══ Data shown ══

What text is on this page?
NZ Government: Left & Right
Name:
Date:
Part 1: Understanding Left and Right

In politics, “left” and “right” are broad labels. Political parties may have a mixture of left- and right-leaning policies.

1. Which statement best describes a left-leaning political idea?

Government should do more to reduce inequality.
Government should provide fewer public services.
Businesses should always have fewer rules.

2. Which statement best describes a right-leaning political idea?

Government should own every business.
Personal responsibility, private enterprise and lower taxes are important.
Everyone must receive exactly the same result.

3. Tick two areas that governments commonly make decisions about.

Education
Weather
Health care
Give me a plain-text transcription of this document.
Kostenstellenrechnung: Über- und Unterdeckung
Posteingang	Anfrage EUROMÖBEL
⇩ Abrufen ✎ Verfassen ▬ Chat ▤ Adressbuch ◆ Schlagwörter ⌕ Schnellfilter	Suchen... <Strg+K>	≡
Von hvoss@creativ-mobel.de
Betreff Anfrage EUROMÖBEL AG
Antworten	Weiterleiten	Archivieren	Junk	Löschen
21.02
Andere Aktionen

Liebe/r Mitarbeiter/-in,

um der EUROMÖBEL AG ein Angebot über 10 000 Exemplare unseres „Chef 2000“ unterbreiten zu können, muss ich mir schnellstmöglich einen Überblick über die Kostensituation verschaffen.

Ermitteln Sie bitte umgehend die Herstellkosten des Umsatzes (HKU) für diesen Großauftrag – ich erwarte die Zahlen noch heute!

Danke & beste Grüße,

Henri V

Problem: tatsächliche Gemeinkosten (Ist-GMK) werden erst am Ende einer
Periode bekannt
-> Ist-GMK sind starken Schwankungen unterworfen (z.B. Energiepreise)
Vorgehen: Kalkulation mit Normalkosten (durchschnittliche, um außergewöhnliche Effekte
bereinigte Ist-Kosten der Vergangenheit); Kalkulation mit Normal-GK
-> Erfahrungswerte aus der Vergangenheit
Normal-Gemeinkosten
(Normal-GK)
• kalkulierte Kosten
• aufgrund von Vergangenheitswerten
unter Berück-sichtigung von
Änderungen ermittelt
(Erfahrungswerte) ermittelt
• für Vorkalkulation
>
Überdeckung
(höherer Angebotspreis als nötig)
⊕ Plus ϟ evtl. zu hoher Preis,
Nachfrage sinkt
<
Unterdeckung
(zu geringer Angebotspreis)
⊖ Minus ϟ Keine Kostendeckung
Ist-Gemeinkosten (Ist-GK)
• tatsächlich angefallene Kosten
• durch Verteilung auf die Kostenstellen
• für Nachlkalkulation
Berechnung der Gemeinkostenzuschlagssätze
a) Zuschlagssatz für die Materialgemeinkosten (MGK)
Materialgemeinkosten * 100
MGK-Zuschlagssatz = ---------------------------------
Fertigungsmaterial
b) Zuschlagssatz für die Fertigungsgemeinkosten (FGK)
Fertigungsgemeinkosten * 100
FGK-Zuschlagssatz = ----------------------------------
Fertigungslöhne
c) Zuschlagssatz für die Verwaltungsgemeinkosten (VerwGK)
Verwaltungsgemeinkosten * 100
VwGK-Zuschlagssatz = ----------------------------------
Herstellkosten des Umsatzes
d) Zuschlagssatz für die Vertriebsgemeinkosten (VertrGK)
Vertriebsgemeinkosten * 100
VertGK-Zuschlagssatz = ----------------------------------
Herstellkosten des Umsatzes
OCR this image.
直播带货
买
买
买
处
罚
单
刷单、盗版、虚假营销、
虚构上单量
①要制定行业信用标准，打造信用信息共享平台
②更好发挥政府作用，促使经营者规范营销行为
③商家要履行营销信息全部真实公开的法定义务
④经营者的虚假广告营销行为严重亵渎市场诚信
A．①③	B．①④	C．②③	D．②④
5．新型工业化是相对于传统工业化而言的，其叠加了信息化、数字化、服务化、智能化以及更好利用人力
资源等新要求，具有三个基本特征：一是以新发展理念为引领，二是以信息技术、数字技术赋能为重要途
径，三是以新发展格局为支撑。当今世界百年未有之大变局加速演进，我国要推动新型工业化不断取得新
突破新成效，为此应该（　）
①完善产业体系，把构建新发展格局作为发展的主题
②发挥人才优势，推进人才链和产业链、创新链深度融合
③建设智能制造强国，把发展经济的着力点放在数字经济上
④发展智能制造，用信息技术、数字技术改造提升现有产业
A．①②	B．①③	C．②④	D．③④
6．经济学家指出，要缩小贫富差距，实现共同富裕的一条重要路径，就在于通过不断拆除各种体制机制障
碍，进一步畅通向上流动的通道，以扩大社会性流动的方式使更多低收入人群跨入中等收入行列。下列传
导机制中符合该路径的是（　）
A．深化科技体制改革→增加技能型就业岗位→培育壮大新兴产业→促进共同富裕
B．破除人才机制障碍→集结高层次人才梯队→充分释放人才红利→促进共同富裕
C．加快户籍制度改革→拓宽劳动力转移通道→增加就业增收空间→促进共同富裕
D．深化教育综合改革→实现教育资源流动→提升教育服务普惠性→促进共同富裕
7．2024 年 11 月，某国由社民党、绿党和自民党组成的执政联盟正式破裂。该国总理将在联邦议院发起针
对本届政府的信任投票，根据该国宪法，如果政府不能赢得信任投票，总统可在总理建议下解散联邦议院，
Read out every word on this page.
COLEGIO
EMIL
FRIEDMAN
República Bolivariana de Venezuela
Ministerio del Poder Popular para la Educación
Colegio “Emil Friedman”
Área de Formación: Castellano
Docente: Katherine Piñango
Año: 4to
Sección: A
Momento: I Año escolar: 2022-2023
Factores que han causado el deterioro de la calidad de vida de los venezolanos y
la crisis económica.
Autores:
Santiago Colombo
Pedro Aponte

═══

_Your task_:
In the records above, find each line that holds the word "Verwaltungsgemeinkosten"; copy all such lines.

_Completed task_:
c) Zuschlagssatz für die Verwaltungsgemeinkosten (VerwGK)
Verwaltungsgemeinkosten * 100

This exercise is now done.